Extracted information:
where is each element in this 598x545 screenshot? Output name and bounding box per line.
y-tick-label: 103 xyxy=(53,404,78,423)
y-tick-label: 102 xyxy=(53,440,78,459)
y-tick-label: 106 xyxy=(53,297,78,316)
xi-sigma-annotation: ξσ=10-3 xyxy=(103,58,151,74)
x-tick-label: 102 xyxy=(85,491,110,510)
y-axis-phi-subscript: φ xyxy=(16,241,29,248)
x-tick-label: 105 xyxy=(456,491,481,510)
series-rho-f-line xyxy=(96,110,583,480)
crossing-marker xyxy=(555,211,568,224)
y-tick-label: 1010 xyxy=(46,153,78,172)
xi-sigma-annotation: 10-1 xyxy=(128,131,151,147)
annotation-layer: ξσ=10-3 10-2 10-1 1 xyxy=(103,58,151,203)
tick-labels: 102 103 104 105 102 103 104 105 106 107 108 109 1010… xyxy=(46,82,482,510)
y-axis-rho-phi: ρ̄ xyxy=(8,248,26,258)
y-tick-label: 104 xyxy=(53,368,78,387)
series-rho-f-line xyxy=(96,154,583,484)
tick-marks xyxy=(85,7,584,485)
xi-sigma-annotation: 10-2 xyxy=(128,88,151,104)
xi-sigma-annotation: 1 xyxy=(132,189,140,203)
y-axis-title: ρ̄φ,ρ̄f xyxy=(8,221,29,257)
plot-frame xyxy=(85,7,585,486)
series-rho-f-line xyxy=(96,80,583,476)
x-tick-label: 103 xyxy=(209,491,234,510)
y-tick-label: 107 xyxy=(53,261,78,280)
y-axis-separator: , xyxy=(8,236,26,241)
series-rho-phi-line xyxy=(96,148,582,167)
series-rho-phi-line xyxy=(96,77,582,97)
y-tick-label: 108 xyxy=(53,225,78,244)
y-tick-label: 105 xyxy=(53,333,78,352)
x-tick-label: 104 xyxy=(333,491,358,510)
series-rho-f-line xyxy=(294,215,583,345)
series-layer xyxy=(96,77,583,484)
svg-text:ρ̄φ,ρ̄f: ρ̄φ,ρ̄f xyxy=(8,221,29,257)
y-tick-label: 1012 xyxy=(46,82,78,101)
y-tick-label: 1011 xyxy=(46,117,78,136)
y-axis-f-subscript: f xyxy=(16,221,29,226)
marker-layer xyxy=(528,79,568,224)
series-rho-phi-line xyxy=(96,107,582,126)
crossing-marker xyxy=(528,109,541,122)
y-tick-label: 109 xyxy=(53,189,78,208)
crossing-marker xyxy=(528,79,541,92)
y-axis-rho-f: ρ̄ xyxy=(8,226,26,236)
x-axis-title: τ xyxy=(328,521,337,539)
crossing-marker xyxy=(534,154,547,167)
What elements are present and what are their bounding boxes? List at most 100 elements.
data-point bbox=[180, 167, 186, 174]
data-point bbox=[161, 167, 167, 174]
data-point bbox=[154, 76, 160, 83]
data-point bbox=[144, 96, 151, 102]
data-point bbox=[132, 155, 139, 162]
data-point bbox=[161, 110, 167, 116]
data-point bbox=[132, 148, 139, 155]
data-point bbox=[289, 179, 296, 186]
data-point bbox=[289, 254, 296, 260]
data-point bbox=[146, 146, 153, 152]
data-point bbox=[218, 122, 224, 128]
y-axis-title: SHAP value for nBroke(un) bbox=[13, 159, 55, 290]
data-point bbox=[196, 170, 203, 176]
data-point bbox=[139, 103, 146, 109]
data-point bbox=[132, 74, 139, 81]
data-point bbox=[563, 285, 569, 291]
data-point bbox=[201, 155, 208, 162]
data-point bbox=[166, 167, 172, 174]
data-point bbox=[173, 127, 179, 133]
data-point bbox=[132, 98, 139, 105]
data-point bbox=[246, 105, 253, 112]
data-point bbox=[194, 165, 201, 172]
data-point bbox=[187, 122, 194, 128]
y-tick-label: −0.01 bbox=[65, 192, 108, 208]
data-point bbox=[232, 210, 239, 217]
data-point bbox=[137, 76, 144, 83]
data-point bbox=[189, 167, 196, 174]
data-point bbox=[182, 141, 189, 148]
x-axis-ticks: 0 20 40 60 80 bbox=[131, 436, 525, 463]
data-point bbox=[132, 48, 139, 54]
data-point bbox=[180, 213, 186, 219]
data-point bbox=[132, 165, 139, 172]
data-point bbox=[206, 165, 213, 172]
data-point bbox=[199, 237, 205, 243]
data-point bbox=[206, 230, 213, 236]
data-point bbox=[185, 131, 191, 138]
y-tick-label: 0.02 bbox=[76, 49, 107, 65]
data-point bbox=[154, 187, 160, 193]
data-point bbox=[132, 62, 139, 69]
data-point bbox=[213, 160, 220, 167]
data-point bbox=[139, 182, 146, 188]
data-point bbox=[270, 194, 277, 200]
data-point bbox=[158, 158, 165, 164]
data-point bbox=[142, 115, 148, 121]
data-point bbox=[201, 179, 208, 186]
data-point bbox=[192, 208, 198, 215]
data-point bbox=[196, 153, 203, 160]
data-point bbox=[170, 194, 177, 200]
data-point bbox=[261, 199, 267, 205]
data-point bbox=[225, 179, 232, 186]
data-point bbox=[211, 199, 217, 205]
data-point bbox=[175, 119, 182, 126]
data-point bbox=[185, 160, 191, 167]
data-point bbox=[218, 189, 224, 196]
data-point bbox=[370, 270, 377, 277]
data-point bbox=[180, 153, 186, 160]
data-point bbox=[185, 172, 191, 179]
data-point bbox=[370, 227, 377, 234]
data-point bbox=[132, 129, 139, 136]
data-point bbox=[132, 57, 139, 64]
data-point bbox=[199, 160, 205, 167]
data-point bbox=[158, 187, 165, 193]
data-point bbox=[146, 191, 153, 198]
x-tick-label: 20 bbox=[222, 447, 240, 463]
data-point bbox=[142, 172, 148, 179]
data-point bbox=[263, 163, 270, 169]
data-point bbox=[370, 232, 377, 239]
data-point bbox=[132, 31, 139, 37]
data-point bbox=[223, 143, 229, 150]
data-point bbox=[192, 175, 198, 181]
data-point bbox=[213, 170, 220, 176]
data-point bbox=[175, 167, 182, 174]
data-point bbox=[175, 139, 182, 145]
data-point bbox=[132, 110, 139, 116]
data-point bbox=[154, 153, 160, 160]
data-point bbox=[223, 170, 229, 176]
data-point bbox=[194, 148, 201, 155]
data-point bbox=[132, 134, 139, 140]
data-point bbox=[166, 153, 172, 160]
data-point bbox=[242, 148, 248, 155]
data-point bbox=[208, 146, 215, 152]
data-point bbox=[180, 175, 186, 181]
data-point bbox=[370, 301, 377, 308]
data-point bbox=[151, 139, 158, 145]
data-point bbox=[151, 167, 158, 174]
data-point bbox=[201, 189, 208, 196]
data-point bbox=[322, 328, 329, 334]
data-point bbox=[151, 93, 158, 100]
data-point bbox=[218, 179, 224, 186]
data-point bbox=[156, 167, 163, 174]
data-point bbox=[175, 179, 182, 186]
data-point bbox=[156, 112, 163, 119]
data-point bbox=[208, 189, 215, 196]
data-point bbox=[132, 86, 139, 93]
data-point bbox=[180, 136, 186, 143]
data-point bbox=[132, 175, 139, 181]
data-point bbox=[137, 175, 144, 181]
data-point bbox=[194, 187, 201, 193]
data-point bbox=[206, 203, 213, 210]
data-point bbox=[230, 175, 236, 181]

What the task asks: List every line of the records that contains the string "annotation", matching case exactly.

The completed task:
xi-sigma-annotation: ξσ=10-3 xyxy=(103,58,151,74)
xi-sigma-annotation: 10-1 xyxy=(128,131,151,147)
annotation-layer: ξσ=10-3 10-2 10-1 1 xyxy=(103,58,151,203)
xi-sigma-annotation: 10-2 xyxy=(128,88,151,104)
xi-sigma-annotation: 1 xyxy=(132,189,140,203)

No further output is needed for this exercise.